Pull out every line below that contains the word "贵州大学网络与信息化管理中心".

Extracted records:
================
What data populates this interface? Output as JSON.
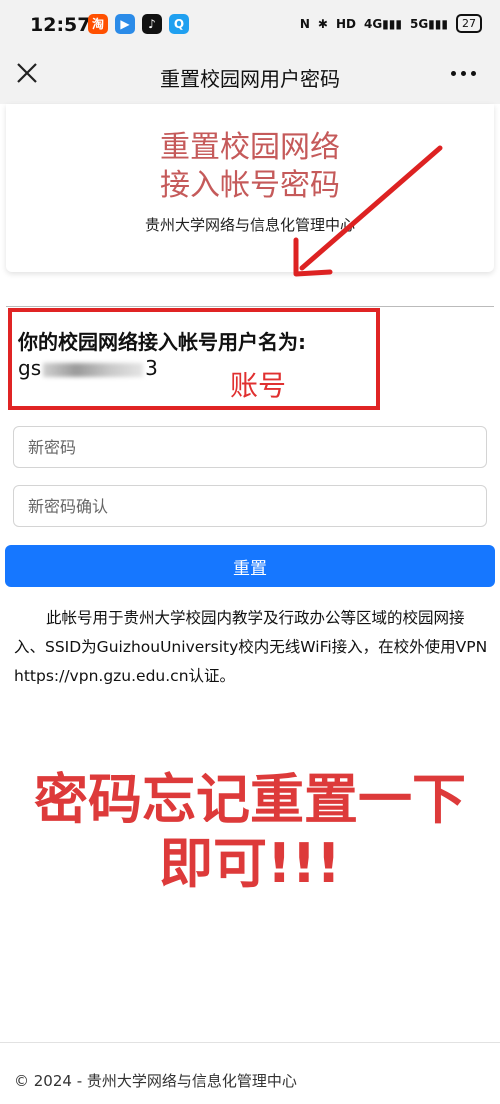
{
  "status_bar": {
    "time": "12:57",
    "apps": [
      {
        "icon": "taobao-icon",
        "glyph": "淘",
        "color": "#ff5000"
      },
      {
        "icon": "video-app-icon",
        "glyph": "▶",
        "color": "#2b8be8"
      },
      {
        "icon": "tiktok-icon",
        "glyph": "♪",
        "color": "#111111"
      },
      {
        "icon": "qq-icon",
        "glyph": "Q",
        "color": "#20a0f0"
      }
    ],
    "indicators": [
      "NFC",
      "bluetooth",
      "HD",
      "4G",
      "5G"
    ],
    "battery": "27"
  },
  "nav": {
    "title": "重置校园网用户密码"
  },
  "header": {
    "title_line1": "重置校园网络",
    "title_line2": "接入帐号密码",
    "subtitle": "贵州大学网络与信息化管理中心"
  },
  "account": {
    "label": "你的校园网络接入帐号用户名为:",
    "value_prefix": "gs",
    "value_suffix": "3",
    "annotation": "账号"
  },
  "form": {
    "new_password_placeholder": "新密码",
    "confirm_password_placeholder": "新密码确认",
    "submit_label": "重置"
  },
  "notice": "此帐号用于贵州大学校园内教学及行政办公等区域的校园网接入、SSID为GuizhouUniversity校内无线WiFi接入，在校外使用VPN https://vpn.gzu.edu.cn认证。",
  "overlay": {
    "line1": "密码忘记重置一下",
    "line2": "即可!!!"
  },
  "footer": "© 2024 - 贵州大学网络与信息化管理中心",
  "colors": {
    "accent": "#1677ff",
    "annotation_red": "#e02424",
    "header_title": "#c55a5a"
  }
}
================
Completed exercise:
    "subtitle": "贵州大学网络与信息化管理中心"
  "footer": "© 2024 - 贵州大学网络与信息化管理中心",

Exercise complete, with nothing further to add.